### Entries:
::::

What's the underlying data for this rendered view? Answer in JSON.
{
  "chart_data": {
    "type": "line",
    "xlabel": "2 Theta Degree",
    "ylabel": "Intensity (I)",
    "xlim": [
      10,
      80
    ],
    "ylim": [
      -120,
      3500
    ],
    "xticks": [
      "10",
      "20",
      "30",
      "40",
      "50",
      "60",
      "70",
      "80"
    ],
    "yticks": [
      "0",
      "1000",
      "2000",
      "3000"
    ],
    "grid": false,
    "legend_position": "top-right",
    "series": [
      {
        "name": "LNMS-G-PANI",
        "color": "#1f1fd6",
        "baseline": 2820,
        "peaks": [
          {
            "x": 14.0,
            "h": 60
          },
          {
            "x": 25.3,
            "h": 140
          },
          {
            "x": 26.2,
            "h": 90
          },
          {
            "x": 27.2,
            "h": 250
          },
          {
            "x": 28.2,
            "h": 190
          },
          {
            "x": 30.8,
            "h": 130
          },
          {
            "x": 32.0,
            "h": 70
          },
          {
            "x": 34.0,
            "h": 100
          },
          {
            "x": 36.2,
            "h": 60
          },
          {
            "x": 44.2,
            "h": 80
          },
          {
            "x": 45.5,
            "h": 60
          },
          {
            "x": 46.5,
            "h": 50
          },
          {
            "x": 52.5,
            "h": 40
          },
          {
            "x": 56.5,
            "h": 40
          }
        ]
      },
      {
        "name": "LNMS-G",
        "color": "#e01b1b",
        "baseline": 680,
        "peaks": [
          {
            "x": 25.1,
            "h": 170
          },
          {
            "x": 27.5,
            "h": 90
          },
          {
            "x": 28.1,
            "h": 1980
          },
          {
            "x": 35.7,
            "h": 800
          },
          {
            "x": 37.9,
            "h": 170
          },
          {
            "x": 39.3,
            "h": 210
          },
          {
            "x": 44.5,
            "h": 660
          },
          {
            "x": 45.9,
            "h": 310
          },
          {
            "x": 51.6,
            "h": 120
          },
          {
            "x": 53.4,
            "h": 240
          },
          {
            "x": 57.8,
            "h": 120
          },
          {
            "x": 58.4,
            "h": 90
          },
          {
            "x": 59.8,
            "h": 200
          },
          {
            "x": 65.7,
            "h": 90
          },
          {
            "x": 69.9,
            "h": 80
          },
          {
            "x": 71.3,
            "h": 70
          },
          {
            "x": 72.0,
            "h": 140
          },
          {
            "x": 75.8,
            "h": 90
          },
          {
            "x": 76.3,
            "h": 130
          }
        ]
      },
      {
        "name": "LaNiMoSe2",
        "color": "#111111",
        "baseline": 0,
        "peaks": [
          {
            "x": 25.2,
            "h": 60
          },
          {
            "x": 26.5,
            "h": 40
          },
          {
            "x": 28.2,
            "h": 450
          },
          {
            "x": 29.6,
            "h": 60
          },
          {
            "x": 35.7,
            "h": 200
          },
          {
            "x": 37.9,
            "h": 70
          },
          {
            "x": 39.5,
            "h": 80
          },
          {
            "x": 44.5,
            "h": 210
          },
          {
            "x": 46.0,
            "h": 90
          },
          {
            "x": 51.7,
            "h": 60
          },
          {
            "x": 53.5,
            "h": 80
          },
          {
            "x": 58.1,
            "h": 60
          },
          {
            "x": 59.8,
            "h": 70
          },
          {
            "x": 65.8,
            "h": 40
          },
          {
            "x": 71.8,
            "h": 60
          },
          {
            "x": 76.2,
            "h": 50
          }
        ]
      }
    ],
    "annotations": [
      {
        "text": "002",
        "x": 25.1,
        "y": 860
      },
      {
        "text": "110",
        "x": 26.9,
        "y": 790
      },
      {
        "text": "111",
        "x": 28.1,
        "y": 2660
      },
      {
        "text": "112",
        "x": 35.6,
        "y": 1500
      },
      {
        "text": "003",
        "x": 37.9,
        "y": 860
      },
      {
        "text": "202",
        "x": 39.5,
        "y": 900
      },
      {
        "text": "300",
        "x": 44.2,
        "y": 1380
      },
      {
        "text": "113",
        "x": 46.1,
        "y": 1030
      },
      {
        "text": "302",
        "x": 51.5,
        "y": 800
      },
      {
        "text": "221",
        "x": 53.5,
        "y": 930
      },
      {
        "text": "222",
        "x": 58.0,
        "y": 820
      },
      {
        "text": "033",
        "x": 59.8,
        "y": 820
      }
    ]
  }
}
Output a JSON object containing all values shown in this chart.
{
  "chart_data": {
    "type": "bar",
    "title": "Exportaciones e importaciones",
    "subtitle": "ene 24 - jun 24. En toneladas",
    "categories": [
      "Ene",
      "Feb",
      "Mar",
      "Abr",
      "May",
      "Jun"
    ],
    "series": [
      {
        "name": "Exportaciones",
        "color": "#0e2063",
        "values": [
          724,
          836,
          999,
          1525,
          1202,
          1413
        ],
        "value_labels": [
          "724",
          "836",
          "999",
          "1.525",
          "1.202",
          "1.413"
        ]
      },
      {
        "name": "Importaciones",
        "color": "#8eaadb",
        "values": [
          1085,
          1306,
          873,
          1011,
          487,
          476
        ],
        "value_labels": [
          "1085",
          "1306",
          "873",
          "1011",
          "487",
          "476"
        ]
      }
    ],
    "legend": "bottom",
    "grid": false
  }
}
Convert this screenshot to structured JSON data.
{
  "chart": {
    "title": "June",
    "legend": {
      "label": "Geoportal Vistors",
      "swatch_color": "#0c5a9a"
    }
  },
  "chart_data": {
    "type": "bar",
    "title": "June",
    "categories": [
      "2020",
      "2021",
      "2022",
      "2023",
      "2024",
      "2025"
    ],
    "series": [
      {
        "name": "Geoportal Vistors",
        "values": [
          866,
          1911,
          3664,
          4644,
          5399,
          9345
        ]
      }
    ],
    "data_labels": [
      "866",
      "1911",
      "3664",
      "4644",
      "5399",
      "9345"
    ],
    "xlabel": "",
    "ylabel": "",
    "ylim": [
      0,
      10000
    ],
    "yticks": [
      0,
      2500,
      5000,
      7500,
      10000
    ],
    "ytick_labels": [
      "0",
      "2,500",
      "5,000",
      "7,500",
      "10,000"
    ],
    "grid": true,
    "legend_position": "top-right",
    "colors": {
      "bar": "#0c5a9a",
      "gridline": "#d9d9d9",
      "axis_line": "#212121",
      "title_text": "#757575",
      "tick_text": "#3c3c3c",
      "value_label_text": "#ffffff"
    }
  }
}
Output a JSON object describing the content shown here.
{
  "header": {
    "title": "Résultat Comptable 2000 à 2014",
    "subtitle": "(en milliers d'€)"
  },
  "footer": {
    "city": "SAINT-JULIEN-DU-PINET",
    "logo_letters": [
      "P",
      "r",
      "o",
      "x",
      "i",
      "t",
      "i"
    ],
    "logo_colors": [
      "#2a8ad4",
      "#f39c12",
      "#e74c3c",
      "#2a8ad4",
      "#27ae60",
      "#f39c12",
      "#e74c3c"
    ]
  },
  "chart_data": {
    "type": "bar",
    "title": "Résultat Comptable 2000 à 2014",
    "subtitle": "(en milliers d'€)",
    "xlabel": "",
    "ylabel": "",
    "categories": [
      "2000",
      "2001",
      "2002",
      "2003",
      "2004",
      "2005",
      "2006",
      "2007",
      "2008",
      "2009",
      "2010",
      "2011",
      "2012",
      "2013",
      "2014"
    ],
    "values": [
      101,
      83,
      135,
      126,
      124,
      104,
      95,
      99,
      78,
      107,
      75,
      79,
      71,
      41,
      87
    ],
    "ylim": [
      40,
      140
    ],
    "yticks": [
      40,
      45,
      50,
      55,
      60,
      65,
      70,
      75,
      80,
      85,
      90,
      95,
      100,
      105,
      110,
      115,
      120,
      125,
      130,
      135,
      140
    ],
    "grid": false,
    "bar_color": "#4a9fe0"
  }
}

::::

### What is expected:
Take the data above and return it exactly.

### The output:
What's the underlying data for this rendered view? Answer in JSON.
{
  "chart_data": {
    "type": "line",
    "xlabel": "2 Theta Degree",
    "ylabel": "Intensity (I)",
    "xlim": [
      10,
      80
    ],
    "ylim": [
      -120,
      3500
    ],
    "xticks": [
      "10",
      "20",
      "30",
      "40",
      "50",
      "60",
      "70",
      "80"
    ],
    "yticks": [
      "0",
      "1000",
      "2000",
      "3000"
    ],
    "grid": false,
    "legend_position": "top-right",
    "series": [
      {
        "name": "LNMS-G-PANI",
        "color": "#1f1fd6",
        "baseline": 2820,
        "peaks": [
          {
            "x": 14.0,
            "h": 60
          },
          {
            "x": 25.3,
            "h": 140
          },
          {
            "x": 26.2,
            "h": 90
          },
          {
            "x": 27.2,
            "h": 250
          },
          {
            "x": 28.2,
            "h": 190
          },
          {
            "x": 30.8,
            "h": 130
          },
          {
            "x": 32.0,
            "h": 70
          },
          {
            "x": 34.0,
            "h": 100
          },
          {
            "x": 36.2,
            "h": 60
          },
          {
            "x": 44.2,
            "h": 80
          },
          {
            "x": 45.5,
            "h": 60
          },
          {
            "x": 46.5,
            "h": 50
          },
          {
            "x": 52.5,
            "h": 40
          },
          {
            "x": 56.5,
            "h": 40
          }
        ]
      },
      {
        "name": "LNMS-G",
        "color": "#e01b1b",
        "baseline": 680,
        "peaks": [
          {
            "x": 25.1,
            "h": 170
          },
          {
            "x": 27.5,
            "h": 90
          },
          {
            "x": 28.1,
            "h": 1980
          },
          {
            "x": 35.7,
            "h": 800
          },
          {
            "x": 37.9,
            "h": 170
          },
          {
            "x": 39.3,
            "h": 210
          },
          {
            "x": 44.5,
            "h": 660
          },
          {
            "x": 45.9,
            "h": 310
          },
          {
            "x": 51.6,
            "h": 120
          },
          {
            "x": 53.4,
            "h": 240
          },
          {
            "x": 57.8,
            "h": 120
          },
          {
            "x": 58.4,
            "h": 90
          },
          {
            "x": 59.8,
            "h": 200
          },
          {
            "x": 65.7,
            "h": 90
          },
          {
            "x": 69.9,
            "h": 80
          },
          {
            "x": 71.3,
            "h": 70
          },
          {
            "x": 72.0,
            "h": 140
          },
          {
            "x": 75.8,
            "h": 90
          },
          {
            "x": 76.3,
            "h": 130
          }
        ]
      },
      {
        "name": "LaNiMoSe2",
        "color": "#111111",
        "baseline": 0,
        "peaks": [
          {
            "x": 25.2,
            "h": 60
          },
          {
            "x": 26.5,
            "h": 40
          },
          {
            "x": 28.2,
            "h": 450
          },
          {
            "x": 29.6,
            "h": 60
          },
          {
            "x": 35.7,
            "h": 200
          },
          {
            "x": 37.9,
            "h": 70
          },
          {
            "x": 39.5,
            "h": 80
          },
          {
            "x": 44.5,
            "h": 210
          },
          {
            "x": 46.0,
            "h": 90
          },
          {
            "x": 51.7,
            "h": 60
          },
          {
            "x": 53.5,
            "h": 80
          },
          {
            "x": 58.1,
            "h": 60
          },
          {
            "x": 59.8,
            "h": 70
          },
          {
            "x": 65.8,
            "h": 40
          },
          {
            "x": 71.8,
            "h": 60
          },
          {
            "x": 76.2,
            "h": 50
          }
        ]
      }
    ],
    "annotations": [
      {
        "text": "002",
        "x": 25.1,
        "y": 860
      },
      {
        "text": "110",
        "x": 26.9,
        "y": 790
      },
      {
        "text": "111",
        "x": 28.1,
        "y": 2660
      },
      {
        "text": "112",
        "x": 35.6,
        "y": 1500
      },
      {
        "text": "003",
        "x": 37.9,
        "y": 860
      },
      {
        "text": "202",
        "x": 39.5,
        "y": 900
      },
      {
        "text": "300",
        "x": 44.2,
        "y": 1380
      },
      {
        "text": "113",
        "x": 46.1,
        "y": 1030
      },
      {
        "text": "302",
        "x": 51.5,
        "y": 800
      },
      {
        "text": "221",
        "x": 53.5,
        "y": 930
      },
      {
        "text": "222",
        "x": 58.0,
        "y": 820
      },
      {
        "text": "033",
        "x": 59.8,
        "y": 820
      }
    ]
  }
}
Output a JSON object containing all values shown in this chart.
{
  "chart_data": {
    "type": "bar",
    "title": "Exportaciones e importaciones",
    "subtitle": "ene 24 - jun 24. En toneladas",
    "categories": [
      "Ene",
      "Feb",
      "Mar",
      "Abr",
      "May",
      "Jun"
    ],
    "series": [
      {
        "name": "Exportaciones",
        "color": "#0e2063",
        "values": [
          724,
          836,
          999,
          1525,
          1202,
          1413
        ],
        "value_labels": [
          "724",
          "836",
          "999",
          "1.525",
          "1.202",
          "1.413"
        ]
      },
      {
        "name": "Importaciones",
        "color": "#8eaadb",
        "values": [
          1085,
          1306,
          873,
          1011,
          487,
          476
        ],
        "value_labels": [
          "1085",
          "1306",
          "873",
          "1011",
          "487",
          "476"
        ]
      }
    ],
    "legend": "bottom",
    "grid": false
  }
}
Convert this screenshot to structured JSON data.
{
  "chart": {
    "title": "June",
    "legend": {
      "label": "Geoportal Vistors",
      "swatch_color": "#0c5a9a"
    }
  },
  "chart_data": {
    "type": "bar",
    "title": "June",
    "categories": [
      "2020",
      "2021",
      "2022",
      "2023",
      "2024",
      "2025"
    ],
    "series": [
      {
        "name": "Geoportal Vistors",
        "values": [
          866,
          1911,
          3664,
          4644,
          5399,
          9345
        ]
      }
    ],
    "data_labels": [
      "866",
      "1911",
      "3664",
      "4644",
      "5399",
      "9345"
    ],
    "xlabel": "",
    "ylabel": "",
    "ylim": [
      0,
      10000
    ],
    "yticks": [
      0,
      2500,
      5000,
      7500,
      10000
    ],
    "ytick_labels": [
      "0",
      "2,500",
      "5,000",
      "7,500",
      "10,000"
    ],
    "grid": true,
    "legend_position": "top-right",
    "colors": {
      "bar": "#0c5a9a",
      "gridline": "#d9d9d9",
      "axis_line": "#212121",
      "title_text": "#757575",
      "tick_text": "#3c3c3c",
      "value_label_text": "#ffffff"
    }
  }
}
Output a JSON object describing the content shown here.
{
  "header": {
    "title": "Résultat Comptable 2000 à 2014",
    "subtitle": "(en milliers d'€)"
  },
  "footer": {
    "city": "SAINT-JULIEN-DU-PINET",
    "logo_letters": [
      "P",
      "r",
      "o",
      "x",
      "i",
      "t",
      "i"
    ],
    "logo_colors": [
      "#2a8ad4",
      "#f39c12",
      "#e74c3c",
      "#2a8ad4",
      "#27ae60",
      "#f39c12",
      "#e74c3c"
    ]
  },
  "chart_data": {
    "type": "bar",
    "title": "Résultat Comptable 2000 à 2014",
    "subtitle": "(en milliers d'€)",
    "xlabel": "",
    "ylabel": "",
    "categories": [
      "2000",
      "2001",
      "2002",
      "2003",
      "2004",
      "2005",
      "2006",
      "2007",
      "2008",
      "2009",
      "2010",
      "2011",
      "2012",
      "2013",
      "2014"
    ],
    "values": [
      101,
      83,
      135,
      126,
      124,
      104,
      95,
      99,
      78,
      107,
      75,
      79,
      71,
      41,
      87
    ],
    "ylim": [
      40,
      140
    ],
    "yticks": [
      40,
      45,
      50,
      55,
      60,
      65,
      70,
      75,
      80,
      85,
      90,
      95,
      100,
      105,
      110,
      115,
      120,
      125,
      130,
      135,
      140
    ],
    "grid": false,
    "bar_color": "#4a9fe0"
  }
}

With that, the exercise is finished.